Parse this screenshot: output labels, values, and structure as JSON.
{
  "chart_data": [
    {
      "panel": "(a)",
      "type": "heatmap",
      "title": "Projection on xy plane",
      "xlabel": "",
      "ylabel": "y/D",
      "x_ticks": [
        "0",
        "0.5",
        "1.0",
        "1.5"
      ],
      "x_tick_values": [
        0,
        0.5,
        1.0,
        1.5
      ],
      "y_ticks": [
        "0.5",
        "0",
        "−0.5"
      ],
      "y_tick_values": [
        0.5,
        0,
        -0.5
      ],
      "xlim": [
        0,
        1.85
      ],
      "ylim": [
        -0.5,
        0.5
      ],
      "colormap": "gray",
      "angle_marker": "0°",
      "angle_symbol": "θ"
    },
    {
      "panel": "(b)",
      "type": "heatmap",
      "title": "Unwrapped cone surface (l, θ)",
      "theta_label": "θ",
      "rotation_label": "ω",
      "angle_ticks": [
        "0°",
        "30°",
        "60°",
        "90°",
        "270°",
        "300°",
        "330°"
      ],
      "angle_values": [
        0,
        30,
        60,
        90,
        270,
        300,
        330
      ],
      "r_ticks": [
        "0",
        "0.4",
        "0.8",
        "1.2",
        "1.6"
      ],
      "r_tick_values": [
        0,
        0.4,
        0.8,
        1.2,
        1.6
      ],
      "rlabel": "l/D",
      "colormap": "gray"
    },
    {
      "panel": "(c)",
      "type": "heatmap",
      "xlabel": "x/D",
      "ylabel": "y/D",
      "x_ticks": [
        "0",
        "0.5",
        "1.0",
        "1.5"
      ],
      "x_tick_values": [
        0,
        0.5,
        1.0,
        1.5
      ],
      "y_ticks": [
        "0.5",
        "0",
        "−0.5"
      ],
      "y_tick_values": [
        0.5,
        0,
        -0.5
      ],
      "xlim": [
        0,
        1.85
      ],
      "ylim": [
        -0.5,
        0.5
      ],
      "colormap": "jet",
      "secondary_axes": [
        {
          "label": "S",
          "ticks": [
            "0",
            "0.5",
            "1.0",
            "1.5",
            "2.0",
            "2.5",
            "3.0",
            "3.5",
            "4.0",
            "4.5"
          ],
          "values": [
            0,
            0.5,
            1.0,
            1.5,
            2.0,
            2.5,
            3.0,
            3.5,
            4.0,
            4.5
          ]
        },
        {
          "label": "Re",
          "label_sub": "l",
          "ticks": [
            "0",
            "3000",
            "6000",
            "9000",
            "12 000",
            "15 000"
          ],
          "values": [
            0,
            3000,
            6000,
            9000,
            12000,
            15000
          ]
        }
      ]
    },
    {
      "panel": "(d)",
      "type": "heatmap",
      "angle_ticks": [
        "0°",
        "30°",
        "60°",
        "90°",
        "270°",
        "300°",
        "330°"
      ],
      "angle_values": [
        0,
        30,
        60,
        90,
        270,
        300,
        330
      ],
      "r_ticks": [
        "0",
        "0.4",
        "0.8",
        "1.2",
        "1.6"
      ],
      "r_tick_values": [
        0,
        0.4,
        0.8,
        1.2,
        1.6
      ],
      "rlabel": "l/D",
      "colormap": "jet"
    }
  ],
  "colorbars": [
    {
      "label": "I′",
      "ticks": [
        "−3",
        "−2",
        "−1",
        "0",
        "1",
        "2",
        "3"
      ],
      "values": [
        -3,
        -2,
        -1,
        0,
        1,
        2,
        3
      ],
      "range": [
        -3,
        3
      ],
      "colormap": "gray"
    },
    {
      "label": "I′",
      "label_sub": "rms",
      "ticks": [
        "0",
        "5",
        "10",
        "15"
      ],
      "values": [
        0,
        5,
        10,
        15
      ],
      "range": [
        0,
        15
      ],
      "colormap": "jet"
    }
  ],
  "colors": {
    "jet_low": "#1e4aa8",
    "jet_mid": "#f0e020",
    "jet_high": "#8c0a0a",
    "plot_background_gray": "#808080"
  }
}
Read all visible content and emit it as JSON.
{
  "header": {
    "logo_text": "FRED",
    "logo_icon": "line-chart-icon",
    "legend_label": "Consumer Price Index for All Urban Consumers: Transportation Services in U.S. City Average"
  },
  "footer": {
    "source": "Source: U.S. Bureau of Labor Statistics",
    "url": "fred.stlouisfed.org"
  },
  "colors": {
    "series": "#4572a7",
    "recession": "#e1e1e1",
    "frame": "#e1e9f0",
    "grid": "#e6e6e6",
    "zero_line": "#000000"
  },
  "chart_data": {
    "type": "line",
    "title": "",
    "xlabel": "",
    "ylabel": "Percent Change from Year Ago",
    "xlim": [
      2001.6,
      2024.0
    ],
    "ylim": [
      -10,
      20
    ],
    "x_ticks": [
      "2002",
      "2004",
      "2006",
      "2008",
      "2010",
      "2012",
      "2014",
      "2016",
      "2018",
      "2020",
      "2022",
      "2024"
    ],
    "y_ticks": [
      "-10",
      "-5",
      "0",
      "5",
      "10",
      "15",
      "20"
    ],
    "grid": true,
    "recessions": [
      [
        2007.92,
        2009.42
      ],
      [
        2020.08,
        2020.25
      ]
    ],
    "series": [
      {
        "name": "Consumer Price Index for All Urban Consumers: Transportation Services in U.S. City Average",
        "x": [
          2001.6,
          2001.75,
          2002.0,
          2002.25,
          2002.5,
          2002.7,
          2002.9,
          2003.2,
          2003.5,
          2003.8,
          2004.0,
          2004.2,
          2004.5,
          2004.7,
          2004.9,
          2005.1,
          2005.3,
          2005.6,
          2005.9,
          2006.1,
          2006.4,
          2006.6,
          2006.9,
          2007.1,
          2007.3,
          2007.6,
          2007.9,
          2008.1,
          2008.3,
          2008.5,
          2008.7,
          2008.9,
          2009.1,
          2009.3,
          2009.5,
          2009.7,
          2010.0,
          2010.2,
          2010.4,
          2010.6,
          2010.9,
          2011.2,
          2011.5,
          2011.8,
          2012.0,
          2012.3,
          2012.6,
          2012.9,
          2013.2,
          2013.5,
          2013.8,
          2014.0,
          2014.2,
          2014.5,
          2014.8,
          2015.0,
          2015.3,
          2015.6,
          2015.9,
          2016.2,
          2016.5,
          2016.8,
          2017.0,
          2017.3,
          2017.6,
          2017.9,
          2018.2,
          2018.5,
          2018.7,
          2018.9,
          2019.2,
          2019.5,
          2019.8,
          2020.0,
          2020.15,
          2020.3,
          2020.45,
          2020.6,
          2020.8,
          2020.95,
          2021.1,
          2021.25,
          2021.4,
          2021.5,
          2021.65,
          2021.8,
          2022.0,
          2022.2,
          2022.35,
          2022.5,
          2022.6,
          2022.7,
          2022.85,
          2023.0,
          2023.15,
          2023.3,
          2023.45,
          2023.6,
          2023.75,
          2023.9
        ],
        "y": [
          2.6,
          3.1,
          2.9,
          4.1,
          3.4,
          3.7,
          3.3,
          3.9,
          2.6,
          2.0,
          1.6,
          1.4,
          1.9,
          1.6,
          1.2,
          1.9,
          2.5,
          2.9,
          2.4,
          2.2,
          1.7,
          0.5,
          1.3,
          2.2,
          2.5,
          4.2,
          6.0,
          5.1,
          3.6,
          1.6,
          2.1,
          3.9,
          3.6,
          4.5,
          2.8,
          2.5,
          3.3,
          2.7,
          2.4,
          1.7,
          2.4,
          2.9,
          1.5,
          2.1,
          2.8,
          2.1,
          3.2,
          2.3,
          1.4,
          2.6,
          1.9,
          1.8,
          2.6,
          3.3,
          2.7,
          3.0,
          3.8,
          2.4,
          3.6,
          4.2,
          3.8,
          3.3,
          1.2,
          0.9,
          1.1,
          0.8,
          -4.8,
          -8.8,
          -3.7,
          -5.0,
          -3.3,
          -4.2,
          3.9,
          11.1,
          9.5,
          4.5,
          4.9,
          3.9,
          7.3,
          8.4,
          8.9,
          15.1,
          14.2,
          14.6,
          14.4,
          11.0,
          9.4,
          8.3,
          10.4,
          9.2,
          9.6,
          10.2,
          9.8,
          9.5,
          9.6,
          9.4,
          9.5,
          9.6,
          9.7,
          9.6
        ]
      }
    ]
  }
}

- - -

EXERCISE REQUIREMENTS:
Search the data for the string "Services". List each line that has it.

SOLUTION TO THIS PROBLEM:
    "legend_label": "Consumer Price Index for All Urban Consumers: Transportation Services in U.S. City Average"
        "name": "Consumer Price Index for All Urban Consumers: Transportation Services in U.S. City Average",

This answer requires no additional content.